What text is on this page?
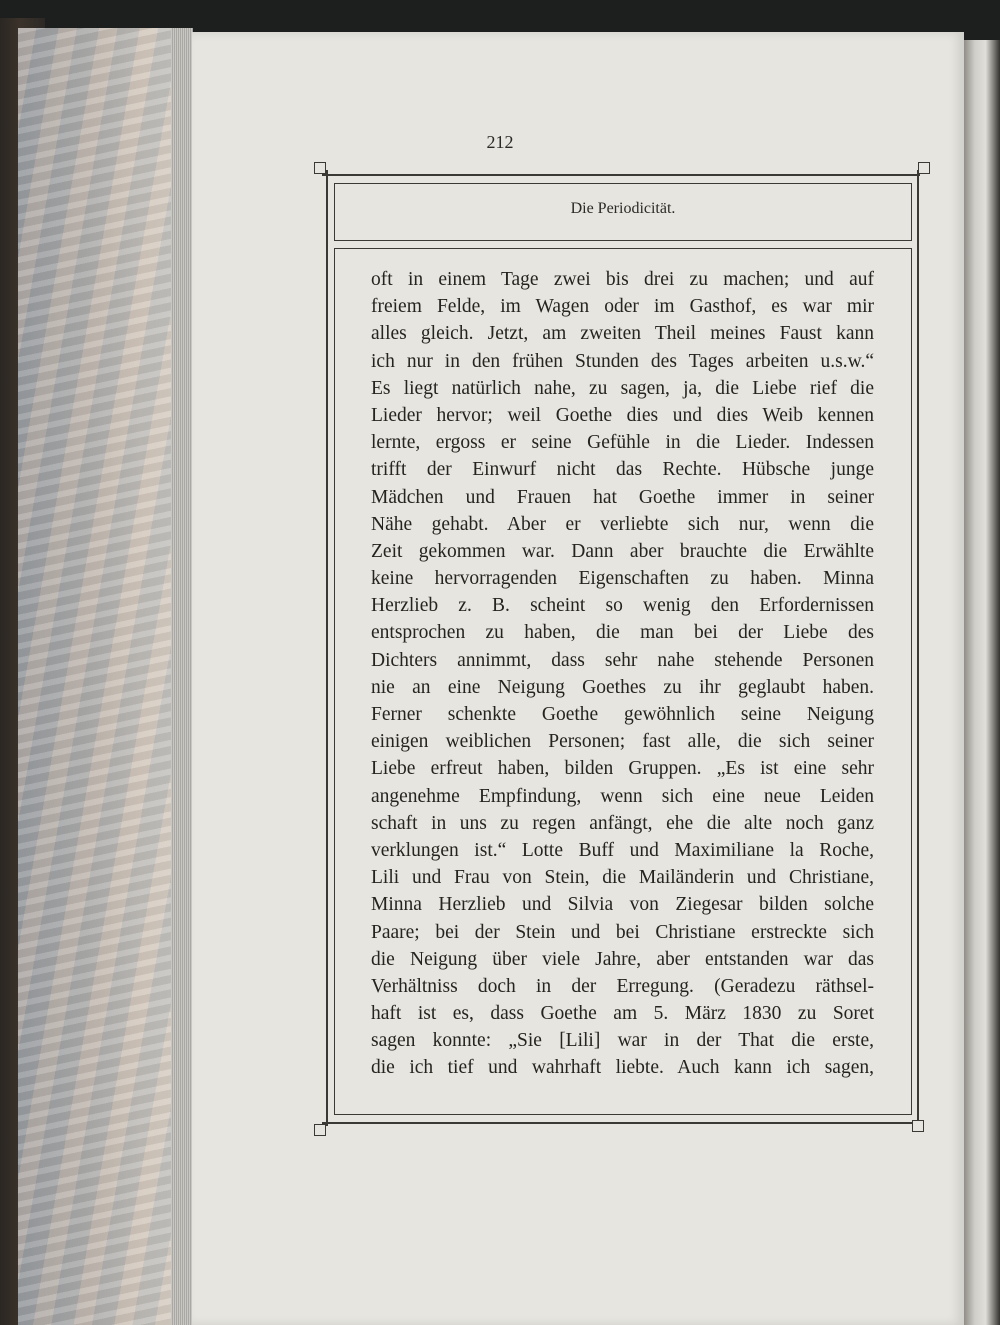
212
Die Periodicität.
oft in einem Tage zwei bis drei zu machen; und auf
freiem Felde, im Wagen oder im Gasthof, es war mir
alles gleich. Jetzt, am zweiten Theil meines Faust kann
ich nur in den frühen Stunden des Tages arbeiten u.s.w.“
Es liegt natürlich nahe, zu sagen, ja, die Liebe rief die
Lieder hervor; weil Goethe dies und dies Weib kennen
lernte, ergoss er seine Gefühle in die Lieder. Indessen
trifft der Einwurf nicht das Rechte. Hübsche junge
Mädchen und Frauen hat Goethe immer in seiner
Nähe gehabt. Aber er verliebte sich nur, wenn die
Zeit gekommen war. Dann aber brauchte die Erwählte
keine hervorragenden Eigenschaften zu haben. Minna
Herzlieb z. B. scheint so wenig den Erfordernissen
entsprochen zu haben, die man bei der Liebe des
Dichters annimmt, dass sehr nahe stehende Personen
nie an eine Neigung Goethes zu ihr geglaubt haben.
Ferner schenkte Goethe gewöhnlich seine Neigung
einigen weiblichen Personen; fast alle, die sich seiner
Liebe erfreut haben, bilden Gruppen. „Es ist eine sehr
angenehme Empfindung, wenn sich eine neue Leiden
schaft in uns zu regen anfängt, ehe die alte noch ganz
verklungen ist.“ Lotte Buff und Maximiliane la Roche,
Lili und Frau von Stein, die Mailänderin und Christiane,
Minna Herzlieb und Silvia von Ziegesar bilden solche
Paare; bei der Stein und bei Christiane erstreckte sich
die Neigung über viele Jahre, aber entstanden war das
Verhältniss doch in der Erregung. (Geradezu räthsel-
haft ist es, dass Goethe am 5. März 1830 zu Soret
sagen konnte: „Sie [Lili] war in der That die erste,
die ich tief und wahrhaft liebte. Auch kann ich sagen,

★ ★ ★ ★ ★

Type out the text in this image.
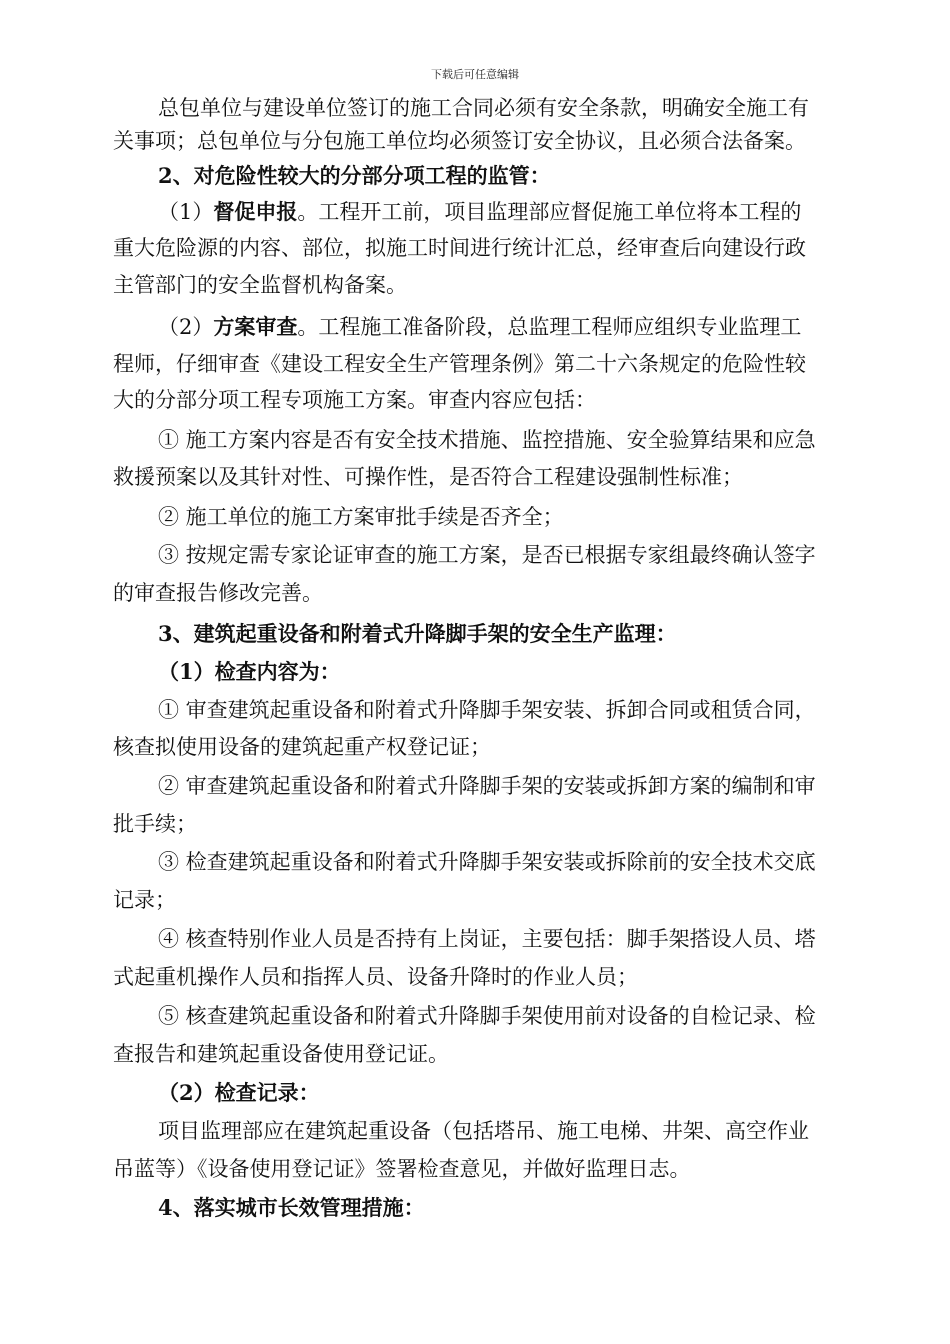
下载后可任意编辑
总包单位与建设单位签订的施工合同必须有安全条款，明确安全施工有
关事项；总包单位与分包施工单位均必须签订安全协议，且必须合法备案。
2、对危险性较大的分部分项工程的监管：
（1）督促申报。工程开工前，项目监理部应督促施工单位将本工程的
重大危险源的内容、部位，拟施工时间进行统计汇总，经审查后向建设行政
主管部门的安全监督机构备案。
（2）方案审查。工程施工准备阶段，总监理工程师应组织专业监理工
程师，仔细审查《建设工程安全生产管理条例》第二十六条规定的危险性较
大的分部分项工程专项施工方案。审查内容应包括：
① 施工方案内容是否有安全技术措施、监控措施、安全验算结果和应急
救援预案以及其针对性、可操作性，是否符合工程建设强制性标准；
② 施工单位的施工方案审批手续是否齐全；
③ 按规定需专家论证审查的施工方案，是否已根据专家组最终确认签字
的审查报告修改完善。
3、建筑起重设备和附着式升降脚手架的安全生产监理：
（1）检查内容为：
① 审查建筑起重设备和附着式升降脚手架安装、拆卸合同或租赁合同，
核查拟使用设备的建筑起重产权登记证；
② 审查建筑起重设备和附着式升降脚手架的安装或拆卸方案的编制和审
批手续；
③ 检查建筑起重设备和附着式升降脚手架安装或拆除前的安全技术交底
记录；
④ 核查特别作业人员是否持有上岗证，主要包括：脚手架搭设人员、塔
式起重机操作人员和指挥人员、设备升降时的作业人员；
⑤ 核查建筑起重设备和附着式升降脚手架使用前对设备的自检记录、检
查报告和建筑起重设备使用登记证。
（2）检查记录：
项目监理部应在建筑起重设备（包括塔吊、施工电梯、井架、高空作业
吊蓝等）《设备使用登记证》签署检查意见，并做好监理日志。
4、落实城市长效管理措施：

★ ★ ★ ★ ★

(Exercise prompt)
Scan the records above for the string "Christiane", then select every line that holds it.

(Exercise solution)
Lili und Frau von Stein, die Mailänderin und Christiane,
Paare; bei der Stein und bei Christiane erstreckte sich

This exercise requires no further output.